- [Given entries]:
※ ※ ※
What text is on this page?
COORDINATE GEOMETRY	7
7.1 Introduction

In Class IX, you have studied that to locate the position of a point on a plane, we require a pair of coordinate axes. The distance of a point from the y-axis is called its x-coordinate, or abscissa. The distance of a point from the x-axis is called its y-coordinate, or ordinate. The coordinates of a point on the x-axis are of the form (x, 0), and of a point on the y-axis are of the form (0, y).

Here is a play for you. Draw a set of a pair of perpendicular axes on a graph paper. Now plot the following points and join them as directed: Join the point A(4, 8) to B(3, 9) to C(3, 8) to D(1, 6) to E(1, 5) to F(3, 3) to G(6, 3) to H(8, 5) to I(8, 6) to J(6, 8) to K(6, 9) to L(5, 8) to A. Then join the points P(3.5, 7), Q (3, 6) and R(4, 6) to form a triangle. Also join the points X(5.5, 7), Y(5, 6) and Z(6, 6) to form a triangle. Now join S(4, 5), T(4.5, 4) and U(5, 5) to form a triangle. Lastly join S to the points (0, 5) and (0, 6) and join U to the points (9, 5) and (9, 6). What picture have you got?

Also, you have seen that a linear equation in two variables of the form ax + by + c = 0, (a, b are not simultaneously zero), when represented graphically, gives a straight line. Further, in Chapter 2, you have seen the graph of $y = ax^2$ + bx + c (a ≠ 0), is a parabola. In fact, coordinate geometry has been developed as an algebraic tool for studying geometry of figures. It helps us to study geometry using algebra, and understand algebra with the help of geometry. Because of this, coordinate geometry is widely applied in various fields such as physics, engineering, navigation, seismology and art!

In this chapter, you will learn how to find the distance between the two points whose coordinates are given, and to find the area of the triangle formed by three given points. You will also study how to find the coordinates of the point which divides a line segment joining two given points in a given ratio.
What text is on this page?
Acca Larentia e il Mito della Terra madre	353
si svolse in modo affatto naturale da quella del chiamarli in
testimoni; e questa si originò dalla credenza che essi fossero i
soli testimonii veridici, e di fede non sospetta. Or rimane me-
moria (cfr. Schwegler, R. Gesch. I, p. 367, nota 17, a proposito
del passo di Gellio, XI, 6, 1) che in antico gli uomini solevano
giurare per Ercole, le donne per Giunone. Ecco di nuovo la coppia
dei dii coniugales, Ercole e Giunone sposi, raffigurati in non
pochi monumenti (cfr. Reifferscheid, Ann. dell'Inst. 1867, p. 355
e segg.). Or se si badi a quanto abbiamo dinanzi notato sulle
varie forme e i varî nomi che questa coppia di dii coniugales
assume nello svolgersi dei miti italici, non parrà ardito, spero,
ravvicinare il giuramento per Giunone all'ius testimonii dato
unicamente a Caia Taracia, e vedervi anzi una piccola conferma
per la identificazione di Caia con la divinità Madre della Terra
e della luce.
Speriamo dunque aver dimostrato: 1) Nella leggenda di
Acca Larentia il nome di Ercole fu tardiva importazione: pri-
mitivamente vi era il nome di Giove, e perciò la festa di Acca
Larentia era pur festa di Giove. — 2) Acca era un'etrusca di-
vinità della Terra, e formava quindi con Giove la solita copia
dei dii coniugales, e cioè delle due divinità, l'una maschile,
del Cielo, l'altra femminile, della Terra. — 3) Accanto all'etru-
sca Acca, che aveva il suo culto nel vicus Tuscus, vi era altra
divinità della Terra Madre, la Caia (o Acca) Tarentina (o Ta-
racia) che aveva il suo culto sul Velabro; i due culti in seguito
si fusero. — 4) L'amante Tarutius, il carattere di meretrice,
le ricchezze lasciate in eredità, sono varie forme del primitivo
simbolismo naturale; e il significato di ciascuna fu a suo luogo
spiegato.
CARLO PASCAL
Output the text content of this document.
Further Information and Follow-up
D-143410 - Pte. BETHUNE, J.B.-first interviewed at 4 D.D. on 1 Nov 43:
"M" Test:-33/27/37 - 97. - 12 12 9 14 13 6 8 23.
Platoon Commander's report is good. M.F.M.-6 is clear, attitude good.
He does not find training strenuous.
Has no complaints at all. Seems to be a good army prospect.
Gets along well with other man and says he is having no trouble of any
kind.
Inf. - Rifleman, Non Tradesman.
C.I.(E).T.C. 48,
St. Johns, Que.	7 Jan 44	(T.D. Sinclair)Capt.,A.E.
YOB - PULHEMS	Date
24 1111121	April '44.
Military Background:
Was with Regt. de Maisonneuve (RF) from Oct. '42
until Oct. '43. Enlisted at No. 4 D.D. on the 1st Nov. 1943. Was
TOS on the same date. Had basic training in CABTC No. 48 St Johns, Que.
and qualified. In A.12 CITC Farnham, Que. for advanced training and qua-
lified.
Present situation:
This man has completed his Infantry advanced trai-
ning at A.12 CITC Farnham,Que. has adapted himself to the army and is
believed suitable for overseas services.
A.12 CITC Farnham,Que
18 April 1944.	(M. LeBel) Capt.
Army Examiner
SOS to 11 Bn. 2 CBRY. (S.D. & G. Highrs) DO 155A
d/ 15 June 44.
※ ※ ※
- [Work required]:
Take the data above and return it exactly.

- [Written reply]:
What text is on this page?
COORDINATE GEOMETRY	7
7.1 Introduction

In Class IX, you have studied that to locate the position of a point on a plane, we require a pair of coordinate axes. The distance of a point from the y-axis is called its x-coordinate, or abscissa. The distance of a point from the x-axis is called its y-coordinate, or ordinate. The coordinates of a point on the x-axis are of the form (x, 0), and of a point on the y-axis are of the form (0, y).

Here is a play for you. Draw a set of a pair of perpendicular axes on a graph paper. Now plot the following points and join them as directed: Join the point A(4, 8) to B(3, 9) to C(3, 8) to D(1, 6) to E(1, 5) to F(3, 3) to G(6, 3) to H(8, 5) to I(8, 6) to J(6, 8) to K(6, 9) to L(5, 8) to A. Then join the points P(3.5, 7), Q (3, 6) and R(4, 6) to form a triangle. Also join the points X(5.5, 7), Y(5, 6) and Z(6, 6) to form a triangle. Now join S(4, 5), T(4.5, 4) and U(5, 5) to form a triangle. Lastly join S to the points (0, 5) and (0, 6) and join U to the points (9, 5) and (9, 6). What picture have you got?

Also, you have seen that a linear equation in two variables of the form ax + by + c = 0, (a, b are not simultaneously zero), when represented graphically, gives a straight line. Further, in Chapter 2, you have seen the graph of $y = ax^2$ + bx + c (a ≠ 0), is a parabola. In fact, coordinate geometry has been developed as an algebraic tool for studying geometry of figures. It helps us to study geometry using algebra, and understand algebra with the help of geometry. Because of this, coordinate geometry is widely applied in various fields such as physics, engineering, navigation, seismology and art!

In this chapter, you will learn how to find the distance between the two points whose coordinates are given, and to find the area of the triangle formed by three given points. You will also study how to find the coordinates of the point which divides a line segment joining two given points in a given ratio.
What text is on this page?
Acca Larentia e il Mito della Terra madre	353
si svolse in modo affatto naturale da quella del chiamarli in
testimoni; e questa si originò dalla credenza che essi fossero i
soli testimonii veridici, e di fede non sospetta. Or rimane me-
moria (cfr. Schwegler, R. Gesch. I, p. 367, nota 17, a proposito
del passo di Gellio, XI, 6, 1) che in antico gli uomini solevano
giurare per Ercole, le donne per Giunone. Ecco di nuovo la coppia
dei dii coniugales, Ercole e Giunone sposi, raffigurati in non
pochi monumenti (cfr. Reifferscheid, Ann. dell'Inst. 1867, p. 355
e segg.). Or se si badi a quanto abbiamo dinanzi notato sulle
varie forme e i varî nomi che questa coppia di dii coniugales
assume nello svolgersi dei miti italici, non parrà ardito, spero,
ravvicinare il giuramento per Giunone all'ius testimonii dato
unicamente a Caia Taracia, e vedervi anzi una piccola conferma
per la identificazione di Caia con la divinità Madre della Terra
e della luce.
Speriamo dunque aver dimostrato: 1) Nella leggenda di
Acca Larentia il nome di Ercole fu tardiva importazione: pri-
mitivamente vi era il nome di Giove, e perciò la festa di Acca
Larentia era pur festa di Giove. — 2) Acca era un'etrusca di-
vinità della Terra, e formava quindi con Giove la solita copia
dei dii coniugales, e cioè delle due divinità, l'una maschile,
del Cielo, l'altra femminile, della Terra. — 3) Accanto all'etru-
sca Acca, che aveva il suo culto nel vicus Tuscus, vi era altra
divinità della Terra Madre, la Caia (o Acca) Tarentina (o Ta-
racia) che aveva il suo culto sul Velabro; i due culti in seguito
si fusero. — 4) L'amante Tarutius, il carattere di meretrice,
le ricchezze lasciate in eredità, sono varie forme del primitivo
simbolismo naturale; e il significato di ciascuna fu a suo luogo
spiegato.
CARLO PASCAL
Output the text content of this document.
Further Information and Follow-up
D-143410 - Pte. BETHUNE, J.B.-first interviewed at 4 D.D. on 1 Nov 43:
"M" Test:-33/27/37 - 97. - 12 12 9 14 13 6 8 23.
Platoon Commander's report is good. M.F.M.-6 is clear, attitude good.
He does not find training strenuous.
Has no complaints at all. Seems to be a good army prospect.
Gets along well with other man and says he is having no trouble of any
kind.
Inf. - Rifleman, Non Tradesman.
C.I.(E).T.C. 48,
St. Johns, Que.	7 Jan 44	(T.D. Sinclair)Capt.,A.E.
YOB - PULHEMS	Date
24 1111121	April '44.
Military Background:
Was with Regt. de Maisonneuve (RF) from Oct. '42
until Oct. '43. Enlisted at No. 4 D.D. on the 1st Nov. 1943. Was
TOS on the same date. Had basic training in CABTC No. 48 St Johns, Que.
and qualified. In A.12 CITC Farnham, Que. for advanced training and qua-
lified.
Present situation:
This man has completed his Infantry advanced trai-
ning at A.12 CITC Farnham,Que. has adapted himself to the army and is
believed suitable for overseas services.
A.12 CITC Farnham,Que
18 April 1944.	(M. LeBel) Capt.
Army Examiner
SOS to 11 Bn. 2 CBRY. (S.D. & G. Highrs) DO 155A
d/ 15 June 44.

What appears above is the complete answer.